--- Start Data for this task ---

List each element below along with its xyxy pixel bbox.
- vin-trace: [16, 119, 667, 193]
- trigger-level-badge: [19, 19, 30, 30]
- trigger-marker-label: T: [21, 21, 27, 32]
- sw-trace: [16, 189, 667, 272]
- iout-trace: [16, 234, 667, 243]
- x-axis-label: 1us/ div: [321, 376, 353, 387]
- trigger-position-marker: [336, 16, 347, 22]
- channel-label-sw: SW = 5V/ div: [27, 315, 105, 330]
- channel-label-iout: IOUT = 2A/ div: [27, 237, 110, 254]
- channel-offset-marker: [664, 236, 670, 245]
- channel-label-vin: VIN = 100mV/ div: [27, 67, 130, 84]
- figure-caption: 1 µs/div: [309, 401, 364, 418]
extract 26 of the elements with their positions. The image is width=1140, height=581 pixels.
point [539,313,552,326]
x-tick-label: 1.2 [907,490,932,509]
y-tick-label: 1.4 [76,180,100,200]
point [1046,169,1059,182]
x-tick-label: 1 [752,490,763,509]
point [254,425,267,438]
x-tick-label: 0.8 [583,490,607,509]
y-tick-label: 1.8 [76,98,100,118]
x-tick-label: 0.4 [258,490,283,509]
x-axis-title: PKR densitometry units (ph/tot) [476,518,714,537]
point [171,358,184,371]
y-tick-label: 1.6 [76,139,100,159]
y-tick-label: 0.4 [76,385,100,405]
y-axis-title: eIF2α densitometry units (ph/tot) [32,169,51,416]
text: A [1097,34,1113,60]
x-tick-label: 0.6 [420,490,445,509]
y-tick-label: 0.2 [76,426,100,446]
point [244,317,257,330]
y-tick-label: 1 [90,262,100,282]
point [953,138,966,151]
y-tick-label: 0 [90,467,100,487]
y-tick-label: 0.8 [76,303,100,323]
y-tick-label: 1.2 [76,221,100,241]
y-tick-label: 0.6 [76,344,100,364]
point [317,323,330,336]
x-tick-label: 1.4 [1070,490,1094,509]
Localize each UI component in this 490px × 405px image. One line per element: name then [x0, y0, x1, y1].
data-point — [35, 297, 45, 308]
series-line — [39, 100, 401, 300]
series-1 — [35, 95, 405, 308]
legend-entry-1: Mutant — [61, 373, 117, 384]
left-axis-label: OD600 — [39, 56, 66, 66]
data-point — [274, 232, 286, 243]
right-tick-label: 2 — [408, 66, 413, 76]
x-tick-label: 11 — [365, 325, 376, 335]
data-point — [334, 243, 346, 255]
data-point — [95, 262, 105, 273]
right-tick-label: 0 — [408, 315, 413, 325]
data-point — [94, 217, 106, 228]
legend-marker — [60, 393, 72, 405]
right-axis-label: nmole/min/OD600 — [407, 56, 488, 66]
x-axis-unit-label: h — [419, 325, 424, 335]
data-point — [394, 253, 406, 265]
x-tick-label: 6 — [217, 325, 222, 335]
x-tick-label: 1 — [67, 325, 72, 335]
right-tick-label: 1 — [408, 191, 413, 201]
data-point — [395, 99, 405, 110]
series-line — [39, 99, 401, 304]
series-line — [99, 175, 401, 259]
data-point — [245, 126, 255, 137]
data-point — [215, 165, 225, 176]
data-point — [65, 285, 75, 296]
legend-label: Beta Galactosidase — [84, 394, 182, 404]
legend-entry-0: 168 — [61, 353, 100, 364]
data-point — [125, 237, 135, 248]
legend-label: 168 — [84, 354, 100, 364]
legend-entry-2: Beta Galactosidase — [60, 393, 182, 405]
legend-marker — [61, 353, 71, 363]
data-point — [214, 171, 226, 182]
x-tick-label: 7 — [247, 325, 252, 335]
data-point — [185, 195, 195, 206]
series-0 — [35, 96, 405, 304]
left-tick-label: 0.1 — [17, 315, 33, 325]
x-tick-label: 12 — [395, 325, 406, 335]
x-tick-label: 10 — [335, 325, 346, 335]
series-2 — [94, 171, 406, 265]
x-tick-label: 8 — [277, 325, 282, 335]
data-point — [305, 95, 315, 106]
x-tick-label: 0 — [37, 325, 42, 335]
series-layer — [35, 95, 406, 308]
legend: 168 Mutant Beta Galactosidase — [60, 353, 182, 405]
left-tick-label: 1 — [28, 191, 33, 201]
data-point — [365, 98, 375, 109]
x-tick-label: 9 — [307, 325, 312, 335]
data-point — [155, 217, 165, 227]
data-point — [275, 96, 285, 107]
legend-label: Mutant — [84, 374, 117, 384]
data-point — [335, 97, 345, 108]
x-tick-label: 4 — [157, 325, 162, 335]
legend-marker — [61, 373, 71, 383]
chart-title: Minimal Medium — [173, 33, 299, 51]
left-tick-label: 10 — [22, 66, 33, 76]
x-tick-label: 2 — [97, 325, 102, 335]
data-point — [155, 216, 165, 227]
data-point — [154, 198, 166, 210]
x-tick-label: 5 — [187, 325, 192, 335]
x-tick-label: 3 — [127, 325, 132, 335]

--- End Data for this task ---

# [Set problem]
Can you turn every line of the entries above into a Markdown table with two columns, Row for the line's number and Line for its text, leaving out any blank lines?

# [Reply to the exercise]
| Row | Line |
|---|---|
| 1 | List each element below along with its xyxy pixel bbox. |
| 2 | - vin-trace: [16, 119, 667, 193] |
| 3 | - trigger-level-badge: [19, 19, 30, 30] |
| 4 | - trigger-marker-label: T: [21, 21, 27, 32] |
| 5 | - sw-trace: [16, 189, 667, 272] |
| 6 | - iout-trace: [16, 234, 667, 243] |
| 7 | - x-axis-label: 1us/ div: [321, 376, 353, 387] |
| 8 | - trigger-position-marker: [336, 16, 347, 22] |
| 9 | - channel-label-sw: SW = 5V/ div: [27, 315, 105, 330] |
| 10 | - channel-label-iout: IOUT = 2A/ div: [27, 237, 110, 254] |
| 11 | - channel-offset-marker: [664, 236, 670, 245] |
| 12 | - channel-label-vin: VIN = 100mV/ div: [27, 67, 130, 84] |
| 13 | - figure-caption: 1 µs/div: [309, 401, 364, 418] |
| 14 | extract 26 of the elements with their positions. The image is width=1140, height=581 pixels. |
| 15 | point [539,313,552,326] |
| 16 | x-tick-label: 1.2 [907,490,932,509] |
| 17 | y-tick-label: 1.4 [76,180,100,200] |
| 18 | point [1046,169,1059,182] |
| 19 | x-tick-label: 1 [752,490,763,509] |
| 20 | point [254,425,267,438] |
| 21 | x-tick-label: 0.8 [583,490,607,509] |
| 22 | y-tick-label: 1.8 [76,98,100,118] |
| 23 | x-tick-label: 0.4 [258,490,283,509] |
| 24 | x-axis-title: PKR densitometry units (ph/tot) [476,518,714,537] |
| 25 | point [171,358,184,371] |
| 26 | y-tick-label: 1.6 [76,139,100,159] |
| 27 | y-tick-label: 0.4 [76,385,100,405] |
| 28 | y-axis-title: eIF2α densitometry units (ph/tot) [32,169,51,416] |
| 29 | text: A [1097,34,1113,60] |
| 30 | x-tick-label: 0.6 [420,490,445,509] |
| 31 | y-tick-label: 0.2 [76,426,100,446] |
| 32 | point [244,317,257,330] |
| 33 | y-tick-label: 1 [90,262,100,282] |
| 34 | point [953,138,966,151] |
| 35 | y-tick-label: 0 [90,467,100,487] |
| 36 | y-tick-label: 0.8 [76,303,100,323] |
| 37 | y-tick-label: 1.2 [76,221,100,241] |
| 38 | y-tick-label: 0.6 [76,344,100,364] |
| 39 | point [317,323,330,336] |
| 40 | x-tick-label: 1.4 [1070,490,1094,509] |
| 41 | Localize each UI component in this 490px × 405px image. One line per element: name then [x0, y0, x1, y1]. |
| 42 | data-point — [35, 297, 45, 308] |
| 43 | series-line — [39, 100, 401, 300] |
| 44 | series-1 — [35, 95, 405, 308] |
| 45 | legend-entry-1: Mutant — [61, 373, 117, 384] |
| 46 | left-axis-label: OD600 — [39, 56, 66, 66] |
| 47 | data-point — [274, 232, 286, 243] |
| 48 | right-tick-label: 2 — [408, 66, 413, 76] |
| 49 | x-tick-label: 11 — [365, 325, 376, 335] |
| 50 | data-point — [334, 243, 346, 255] |
| 51 | data-point — [95, 262, 105, 273] |
| 52 | right-tick-label: 0 — [408, 315, 413, 325] |
| 53 | data-point — [94, 217, 106, 228] |
| 54 | legend-marker — [60, 393, 72, 405] |
| 55 | right-axis-label: nmole/min/OD600 — [407, 56, 488, 66] |
| 56 | x-axis-unit-label: h — [419, 325, 424, 335] |
| 57 | data-point — [394, 253, 406, 265] |
| 58 | x-tick-label: 6 — [217, 325, 222, 335] |
| 59 | x-tick-label: 1 — [67, 325, 72, 335] |
| 60 | right-tick-label: 1 — [408, 191, 413, 201] |
| 61 | data-point — [395, 99, 405, 110] |
| 62 | series-line — [39, 99, 401, 304] |
| 63 | series-line — [99, 175, 401, 259] |
| 64 | data-point — [245, 126, 255, 137] |
| 65 | data-point — [215, 165, 225, 176] |
| 66 | data-point — [65, 285, 75, 296] |
| 67 | legend-label: Beta Galactosidase — [84, 394, 182, 404] |
| 68 | legend-entry-0: 168 — [61, 353, 100, 364] |
| 69 | data-point — [125, 237, 135, 248] |
| 70 | legend-label: 168 — [84, 354, 100, 364] |
| 71 | legend-entry-2: Beta Galactosidase — [60, 393, 182, 405] |
| 72 | legend-marker — [61, 353, 71, 363] |
| 73 | data-point — [214, 171, 226, 182] |
| 74 | x-tick-label: 7 — [247, 325, 252, 335] |
| 75 | data-point — [185, 195, 195, 206] |
| 76 | series-0 — [35, 96, 405, 304] |
| 77 | left-tick-label: 0.1 — [17, 315, 33, 325] |
| 78 | x-tick-label: 12 — [395, 325, 406, 335] |
| 79 | x-tick-label: 10 — [335, 325, 346, 335] |
| 80 | series-2 — [94, 171, 406, 265] |
| 81 | x-tick-label: 8 — [277, 325, 282, 335] |
| 82 | data-point — [305, 95, 315, 106] |
| 83 | x-tick-label: 0 — [37, 325, 42, 335] |
| 84 | series-layer — [35, 95, 406, 308] |
| 85 | legend: 168 Mutant Beta Galactosidase — [60, 353, 182, 405] |
| 86 | left-tick-label: 1 — [28, 191, 33, 201] |
| 87 | data-point — [365, 98, 375, 109] |
| 88 | x-tick-label: 9 — [307, 325, 312, 335] |
| 89 | data-point — [155, 217, 165, 227] |
| 90 | data-point — [275, 96, 285, 107] |
| 91 | legend-label: Mutant — [84, 374, 117, 384] |
| 92 | data-point — [335, 97, 345, 108] |
| 93 | x-tick-label: 4 — [157, 325, 162, 335] |
| 94 | legend-marker — [61, 373, 71, 383] |
| 95 | chart-title: Minimal Medium — [173, 33, 299, 51] |
| 96 | left-tick-label: 10 — [22, 66, 33, 76] |
| 97 | x-tick-label: 2 — [97, 325, 102, 335] |
| 98 | data-point — [155, 216, 165, 227] |
| 99 | data-point — [154, 198, 166, 210] |
| 100 | x-tick-label: 5 — [187, 325, 192, 335] |
| 101 | x-tick-label: 3 — [127, 325, 132, 335] |